-- start of Supplied entries --

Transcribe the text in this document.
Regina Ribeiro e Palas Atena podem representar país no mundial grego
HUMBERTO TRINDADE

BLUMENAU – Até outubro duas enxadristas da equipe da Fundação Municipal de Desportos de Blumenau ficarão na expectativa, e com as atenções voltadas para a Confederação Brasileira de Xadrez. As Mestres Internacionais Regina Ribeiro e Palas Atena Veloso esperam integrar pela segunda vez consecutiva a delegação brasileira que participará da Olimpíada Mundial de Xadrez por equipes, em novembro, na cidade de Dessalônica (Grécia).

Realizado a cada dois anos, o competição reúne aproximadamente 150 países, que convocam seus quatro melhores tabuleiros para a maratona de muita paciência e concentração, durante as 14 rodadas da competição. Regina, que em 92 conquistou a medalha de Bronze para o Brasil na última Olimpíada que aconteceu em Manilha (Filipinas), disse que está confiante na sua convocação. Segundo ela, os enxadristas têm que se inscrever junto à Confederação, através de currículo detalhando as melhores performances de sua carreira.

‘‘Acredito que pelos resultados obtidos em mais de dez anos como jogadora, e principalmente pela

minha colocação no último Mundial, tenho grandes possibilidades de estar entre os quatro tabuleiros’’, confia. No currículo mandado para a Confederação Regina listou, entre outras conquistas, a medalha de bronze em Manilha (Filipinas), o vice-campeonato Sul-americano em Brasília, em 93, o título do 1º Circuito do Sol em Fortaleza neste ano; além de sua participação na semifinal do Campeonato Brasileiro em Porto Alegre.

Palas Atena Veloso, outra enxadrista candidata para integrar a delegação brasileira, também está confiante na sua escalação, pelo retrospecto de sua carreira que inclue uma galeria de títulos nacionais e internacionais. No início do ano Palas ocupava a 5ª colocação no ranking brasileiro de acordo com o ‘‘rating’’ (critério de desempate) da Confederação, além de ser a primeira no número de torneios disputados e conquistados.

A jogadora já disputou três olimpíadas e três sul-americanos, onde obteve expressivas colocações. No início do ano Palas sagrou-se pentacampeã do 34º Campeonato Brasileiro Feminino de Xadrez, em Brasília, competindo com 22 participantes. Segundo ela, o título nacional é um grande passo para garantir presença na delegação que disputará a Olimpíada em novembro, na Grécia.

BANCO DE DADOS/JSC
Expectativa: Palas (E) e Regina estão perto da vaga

-- end of Supplied entries --

Your objective: Output the listing above word for word.

Solution for this task:
Transcribe the text in this document.
Regina Ribeiro e Palas Atena podem representar país no mundial grego
HUMBERTO TRINDADE

BLUMENAU – Até outubro duas enxadristas da equipe da Fundação Municipal de Desportos de Blumenau ficarão na expectativa, e com as atenções voltadas para a Confederação Brasileira de Xadrez. As Mestres Internacionais Regina Ribeiro e Palas Atena Veloso esperam integrar pela segunda vez consecutiva a delegação brasileira que participará da Olimpíada Mundial de Xadrez por equipes, em novembro, na cidade de Dessalônica (Grécia).

Realizado a cada dois anos, o competição reúne aproximadamente 150 países, que convocam seus quatro melhores tabuleiros para a maratona de muita paciência e concentração, durante as 14 rodadas da competição. Regina, que em 92 conquistou a medalha de Bronze para o Brasil na última Olimpíada que aconteceu em Manilha (Filipinas), disse que está confiante na sua convocação. Segundo ela, os enxadristas têm que se inscrever junto à Confederação, através de currículo detalhando as melhores performances de sua carreira.

‘‘Acredito que pelos resultados obtidos em mais de dez anos como jogadora, e principalmente pela

minha colocação no último Mundial, tenho grandes possibilidades de estar entre os quatro tabuleiros’’, confia. No currículo mandado para a Confederação Regina listou, entre outras conquistas, a medalha de bronze em Manilha (Filipinas), o vice-campeonato Sul-americano em Brasília, em 93, o título do 1º Circuito do Sol em Fortaleza neste ano; além de sua participação na semifinal do Campeonato Brasileiro em Porto Alegre.

Palas Atena Veloso, outra enxadrista candidata para integrar a delegação brasileira, também está confiante na sua escalação, pelo retrospecto de sua carreira que inclue uma galeria de títulos nacionais e internacionais. No início do ano Palas ocupava a 5ª colocação no ranking brasileiro de acordo com o ‘‘rating’’ (critério de desempate) da Confederação, além de ser a primeira no número de torneios disputados e conquistados.

A jogadora já disputou três olimpíadas e três sul-americanos, onde obteve expressivas colocações. No início do ano Palas sagrou-se pentacampeã do 34º Campeonato Brasileiro Feminino de Xadrez, em Brasília, competindo com 22 participantes. Segundo ela, o título nacional é um grande passo para garantir presença na delegação que disputará a Olimpíada em novembro, na Grécia.

BANCO DE DADOS/JSC
Expectativa: Palas (E) e Regina estão perto da vaga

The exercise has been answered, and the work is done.